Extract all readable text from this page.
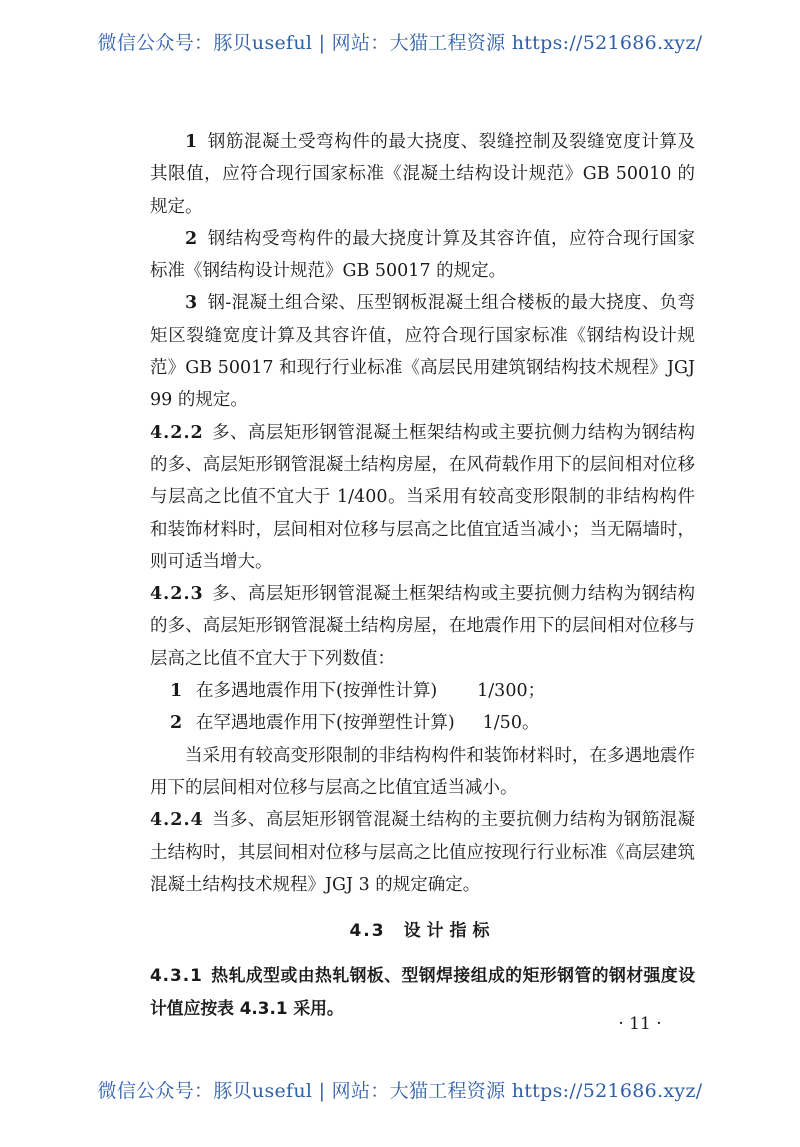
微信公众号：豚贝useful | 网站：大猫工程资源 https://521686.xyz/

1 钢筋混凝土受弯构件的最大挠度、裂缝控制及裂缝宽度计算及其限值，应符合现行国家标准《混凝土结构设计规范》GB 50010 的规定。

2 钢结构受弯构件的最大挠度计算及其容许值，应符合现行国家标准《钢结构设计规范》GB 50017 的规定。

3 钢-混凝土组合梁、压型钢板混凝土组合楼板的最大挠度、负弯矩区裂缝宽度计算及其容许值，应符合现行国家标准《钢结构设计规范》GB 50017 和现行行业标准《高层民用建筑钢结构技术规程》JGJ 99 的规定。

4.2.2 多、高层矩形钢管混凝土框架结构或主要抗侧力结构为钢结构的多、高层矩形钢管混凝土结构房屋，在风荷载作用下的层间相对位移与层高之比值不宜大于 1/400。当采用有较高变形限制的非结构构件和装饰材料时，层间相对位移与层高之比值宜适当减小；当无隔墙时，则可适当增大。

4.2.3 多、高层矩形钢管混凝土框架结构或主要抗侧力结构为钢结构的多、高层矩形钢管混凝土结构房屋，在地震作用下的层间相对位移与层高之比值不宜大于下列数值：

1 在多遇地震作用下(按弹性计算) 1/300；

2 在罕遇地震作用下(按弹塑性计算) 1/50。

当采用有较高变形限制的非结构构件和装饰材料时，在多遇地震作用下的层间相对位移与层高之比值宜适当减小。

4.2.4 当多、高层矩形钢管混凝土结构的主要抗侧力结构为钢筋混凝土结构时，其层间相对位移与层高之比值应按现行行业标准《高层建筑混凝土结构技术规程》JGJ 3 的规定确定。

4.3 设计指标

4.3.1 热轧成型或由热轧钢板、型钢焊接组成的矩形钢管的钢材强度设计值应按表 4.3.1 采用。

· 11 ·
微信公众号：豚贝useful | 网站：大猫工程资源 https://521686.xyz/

───

→ GIVEN PROBLEM: Show the lines of the data that hold the word "钢结构设计规范".

→ REPLY:
2 钢结构受弯构件的最大挠度计算及其容许值，应符合现行国家标准《钢结构设计规范》GB 50017 的规定。
3 钢-混凝土组合梁、压型钢板混凝土组合楼板的最大挠度、负弯矩区裂缝宽度计算及其容许值，应符合现行国家标准《钢结构设计规范》GB 50017 和现行行业标准《高层民用建筑钢结构技术规程》JGJ 99 的规定。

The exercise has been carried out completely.